- **Given information**
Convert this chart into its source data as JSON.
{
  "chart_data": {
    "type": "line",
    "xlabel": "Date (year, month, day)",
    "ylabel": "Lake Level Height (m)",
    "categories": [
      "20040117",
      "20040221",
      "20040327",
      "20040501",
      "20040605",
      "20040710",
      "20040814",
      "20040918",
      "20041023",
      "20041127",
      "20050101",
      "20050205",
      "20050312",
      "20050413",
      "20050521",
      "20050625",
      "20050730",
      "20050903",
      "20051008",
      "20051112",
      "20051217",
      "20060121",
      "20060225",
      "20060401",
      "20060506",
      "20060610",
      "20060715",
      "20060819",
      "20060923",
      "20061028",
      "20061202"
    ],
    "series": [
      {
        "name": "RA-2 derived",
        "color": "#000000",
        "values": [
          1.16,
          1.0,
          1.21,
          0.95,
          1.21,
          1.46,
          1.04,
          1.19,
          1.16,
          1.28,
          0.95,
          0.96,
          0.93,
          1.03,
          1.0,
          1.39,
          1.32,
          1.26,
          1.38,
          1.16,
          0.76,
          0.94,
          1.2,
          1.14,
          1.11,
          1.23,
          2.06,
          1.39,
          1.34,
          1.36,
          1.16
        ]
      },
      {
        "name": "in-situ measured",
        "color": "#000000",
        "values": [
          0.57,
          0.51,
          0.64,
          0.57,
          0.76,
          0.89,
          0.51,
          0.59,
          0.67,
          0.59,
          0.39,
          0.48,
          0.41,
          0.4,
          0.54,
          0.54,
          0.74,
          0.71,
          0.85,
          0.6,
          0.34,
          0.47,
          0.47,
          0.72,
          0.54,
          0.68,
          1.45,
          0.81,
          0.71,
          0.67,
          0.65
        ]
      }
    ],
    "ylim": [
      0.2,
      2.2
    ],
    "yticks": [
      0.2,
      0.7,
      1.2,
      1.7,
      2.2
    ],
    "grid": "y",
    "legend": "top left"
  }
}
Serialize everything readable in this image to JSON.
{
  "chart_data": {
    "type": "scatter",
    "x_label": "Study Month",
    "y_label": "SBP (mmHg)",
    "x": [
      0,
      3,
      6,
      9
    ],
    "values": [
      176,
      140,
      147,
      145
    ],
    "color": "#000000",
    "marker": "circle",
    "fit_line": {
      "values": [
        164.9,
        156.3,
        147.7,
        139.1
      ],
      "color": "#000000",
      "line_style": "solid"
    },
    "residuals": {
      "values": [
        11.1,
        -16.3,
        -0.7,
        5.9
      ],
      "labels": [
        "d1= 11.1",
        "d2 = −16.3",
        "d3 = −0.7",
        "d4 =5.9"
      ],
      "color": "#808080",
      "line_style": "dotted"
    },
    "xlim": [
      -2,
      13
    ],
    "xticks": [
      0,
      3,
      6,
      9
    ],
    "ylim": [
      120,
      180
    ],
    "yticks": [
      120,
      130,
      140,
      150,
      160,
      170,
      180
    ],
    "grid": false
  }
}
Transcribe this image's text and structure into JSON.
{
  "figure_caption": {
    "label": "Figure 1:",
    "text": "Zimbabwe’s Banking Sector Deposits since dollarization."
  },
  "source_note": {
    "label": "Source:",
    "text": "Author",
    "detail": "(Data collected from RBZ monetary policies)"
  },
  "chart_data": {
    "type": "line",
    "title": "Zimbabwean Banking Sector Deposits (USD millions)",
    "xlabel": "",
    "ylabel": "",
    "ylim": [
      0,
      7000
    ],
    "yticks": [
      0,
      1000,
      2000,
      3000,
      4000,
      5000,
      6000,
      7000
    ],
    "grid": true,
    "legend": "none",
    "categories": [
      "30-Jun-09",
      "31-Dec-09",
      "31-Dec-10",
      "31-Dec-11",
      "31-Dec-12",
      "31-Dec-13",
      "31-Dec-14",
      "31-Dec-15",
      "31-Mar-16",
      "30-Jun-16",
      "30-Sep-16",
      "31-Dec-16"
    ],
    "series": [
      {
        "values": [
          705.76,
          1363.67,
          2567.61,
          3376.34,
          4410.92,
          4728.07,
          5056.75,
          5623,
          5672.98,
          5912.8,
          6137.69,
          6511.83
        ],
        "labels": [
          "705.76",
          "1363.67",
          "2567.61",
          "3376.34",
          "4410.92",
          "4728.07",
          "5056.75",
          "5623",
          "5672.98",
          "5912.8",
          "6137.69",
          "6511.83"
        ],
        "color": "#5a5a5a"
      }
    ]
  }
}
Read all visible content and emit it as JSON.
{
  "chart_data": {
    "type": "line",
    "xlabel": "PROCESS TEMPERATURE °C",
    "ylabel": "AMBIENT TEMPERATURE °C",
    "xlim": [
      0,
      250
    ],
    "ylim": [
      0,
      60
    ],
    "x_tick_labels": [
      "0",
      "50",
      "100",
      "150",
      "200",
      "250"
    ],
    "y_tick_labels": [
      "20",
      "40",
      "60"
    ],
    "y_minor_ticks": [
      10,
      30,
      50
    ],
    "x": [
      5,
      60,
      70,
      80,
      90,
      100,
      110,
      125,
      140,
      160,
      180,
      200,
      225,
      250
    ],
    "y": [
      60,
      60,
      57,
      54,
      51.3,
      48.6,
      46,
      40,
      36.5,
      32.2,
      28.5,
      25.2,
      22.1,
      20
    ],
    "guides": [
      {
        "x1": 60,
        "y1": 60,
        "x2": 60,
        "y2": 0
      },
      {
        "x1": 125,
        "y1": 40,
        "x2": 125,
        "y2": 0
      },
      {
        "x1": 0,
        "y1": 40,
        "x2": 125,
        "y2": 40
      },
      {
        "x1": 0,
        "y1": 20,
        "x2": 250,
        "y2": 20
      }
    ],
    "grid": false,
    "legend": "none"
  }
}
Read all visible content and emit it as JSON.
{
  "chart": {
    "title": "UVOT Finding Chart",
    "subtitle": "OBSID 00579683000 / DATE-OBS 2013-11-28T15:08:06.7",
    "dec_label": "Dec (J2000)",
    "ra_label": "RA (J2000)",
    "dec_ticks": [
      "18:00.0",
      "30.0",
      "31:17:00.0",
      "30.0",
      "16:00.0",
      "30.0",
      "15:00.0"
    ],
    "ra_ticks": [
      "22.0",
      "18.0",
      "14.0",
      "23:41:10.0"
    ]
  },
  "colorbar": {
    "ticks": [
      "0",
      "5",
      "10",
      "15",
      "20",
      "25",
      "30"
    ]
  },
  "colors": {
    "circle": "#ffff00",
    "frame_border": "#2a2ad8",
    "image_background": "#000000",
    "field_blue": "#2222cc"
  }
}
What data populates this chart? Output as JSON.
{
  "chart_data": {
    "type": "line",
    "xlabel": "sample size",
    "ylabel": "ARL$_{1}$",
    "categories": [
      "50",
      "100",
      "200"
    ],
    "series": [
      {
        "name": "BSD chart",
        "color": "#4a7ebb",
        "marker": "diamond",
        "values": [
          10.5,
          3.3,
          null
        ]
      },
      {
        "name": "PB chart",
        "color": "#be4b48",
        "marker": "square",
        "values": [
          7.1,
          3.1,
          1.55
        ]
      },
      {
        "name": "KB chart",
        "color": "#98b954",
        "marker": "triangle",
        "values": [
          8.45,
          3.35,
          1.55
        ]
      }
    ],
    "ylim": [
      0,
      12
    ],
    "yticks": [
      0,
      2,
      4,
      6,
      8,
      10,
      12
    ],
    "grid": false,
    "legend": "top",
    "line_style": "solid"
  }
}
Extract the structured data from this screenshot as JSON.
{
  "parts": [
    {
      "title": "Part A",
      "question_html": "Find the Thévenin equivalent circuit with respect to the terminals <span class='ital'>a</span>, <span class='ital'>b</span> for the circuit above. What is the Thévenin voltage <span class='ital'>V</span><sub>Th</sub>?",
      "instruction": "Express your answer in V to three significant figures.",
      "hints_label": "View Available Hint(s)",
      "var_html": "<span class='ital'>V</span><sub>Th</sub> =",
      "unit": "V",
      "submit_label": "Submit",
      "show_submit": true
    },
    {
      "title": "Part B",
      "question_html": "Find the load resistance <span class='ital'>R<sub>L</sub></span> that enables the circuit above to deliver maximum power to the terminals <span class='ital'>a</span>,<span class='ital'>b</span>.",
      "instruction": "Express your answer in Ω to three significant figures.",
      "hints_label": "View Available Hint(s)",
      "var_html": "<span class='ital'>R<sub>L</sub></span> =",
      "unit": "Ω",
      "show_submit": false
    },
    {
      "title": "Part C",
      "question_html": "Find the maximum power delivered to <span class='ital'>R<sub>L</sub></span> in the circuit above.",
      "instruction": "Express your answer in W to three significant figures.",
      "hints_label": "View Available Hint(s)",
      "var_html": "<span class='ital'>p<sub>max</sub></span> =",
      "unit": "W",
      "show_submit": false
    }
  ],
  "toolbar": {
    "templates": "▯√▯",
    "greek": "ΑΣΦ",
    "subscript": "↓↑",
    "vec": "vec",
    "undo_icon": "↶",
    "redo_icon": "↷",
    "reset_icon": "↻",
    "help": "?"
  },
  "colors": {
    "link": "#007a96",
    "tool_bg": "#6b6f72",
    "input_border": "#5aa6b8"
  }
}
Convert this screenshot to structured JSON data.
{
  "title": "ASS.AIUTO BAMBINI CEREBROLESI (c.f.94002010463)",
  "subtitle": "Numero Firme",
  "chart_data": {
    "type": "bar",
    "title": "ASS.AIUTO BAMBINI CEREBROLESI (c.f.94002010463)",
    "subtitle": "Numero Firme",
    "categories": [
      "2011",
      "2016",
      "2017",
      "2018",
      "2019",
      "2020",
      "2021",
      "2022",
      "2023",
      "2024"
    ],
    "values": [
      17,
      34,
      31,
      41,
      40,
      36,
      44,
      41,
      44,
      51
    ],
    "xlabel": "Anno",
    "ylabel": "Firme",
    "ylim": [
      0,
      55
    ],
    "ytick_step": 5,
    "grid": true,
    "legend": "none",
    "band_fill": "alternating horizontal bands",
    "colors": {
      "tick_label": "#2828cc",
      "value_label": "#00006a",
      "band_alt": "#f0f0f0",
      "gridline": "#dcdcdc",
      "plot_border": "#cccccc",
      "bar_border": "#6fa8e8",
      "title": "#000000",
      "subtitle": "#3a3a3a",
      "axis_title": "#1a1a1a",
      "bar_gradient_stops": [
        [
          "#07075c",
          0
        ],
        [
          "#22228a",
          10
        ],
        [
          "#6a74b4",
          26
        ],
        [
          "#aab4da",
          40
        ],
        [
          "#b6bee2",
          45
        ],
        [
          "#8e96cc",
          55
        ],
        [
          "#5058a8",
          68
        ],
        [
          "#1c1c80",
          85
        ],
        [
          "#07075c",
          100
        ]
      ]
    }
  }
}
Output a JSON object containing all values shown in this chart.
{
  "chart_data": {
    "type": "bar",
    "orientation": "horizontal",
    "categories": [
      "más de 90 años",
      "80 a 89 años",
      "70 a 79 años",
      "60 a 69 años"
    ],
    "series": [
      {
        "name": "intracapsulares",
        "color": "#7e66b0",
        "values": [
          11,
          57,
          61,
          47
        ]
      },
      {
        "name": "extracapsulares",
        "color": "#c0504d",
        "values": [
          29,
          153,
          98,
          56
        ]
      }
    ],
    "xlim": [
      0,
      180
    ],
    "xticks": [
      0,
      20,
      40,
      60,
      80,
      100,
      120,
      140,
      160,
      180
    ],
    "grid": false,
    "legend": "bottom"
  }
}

- **What the task requires**
Locate and copy each line in the data above that includes the word "Express".

- **Solution for this problem**
      "instruction": "Express your answer in V to three significant figures.",
      "instruction": "Express your answer in Ω to three significant figures.",
      "instruction": "Express your answer in W to three significant figures.",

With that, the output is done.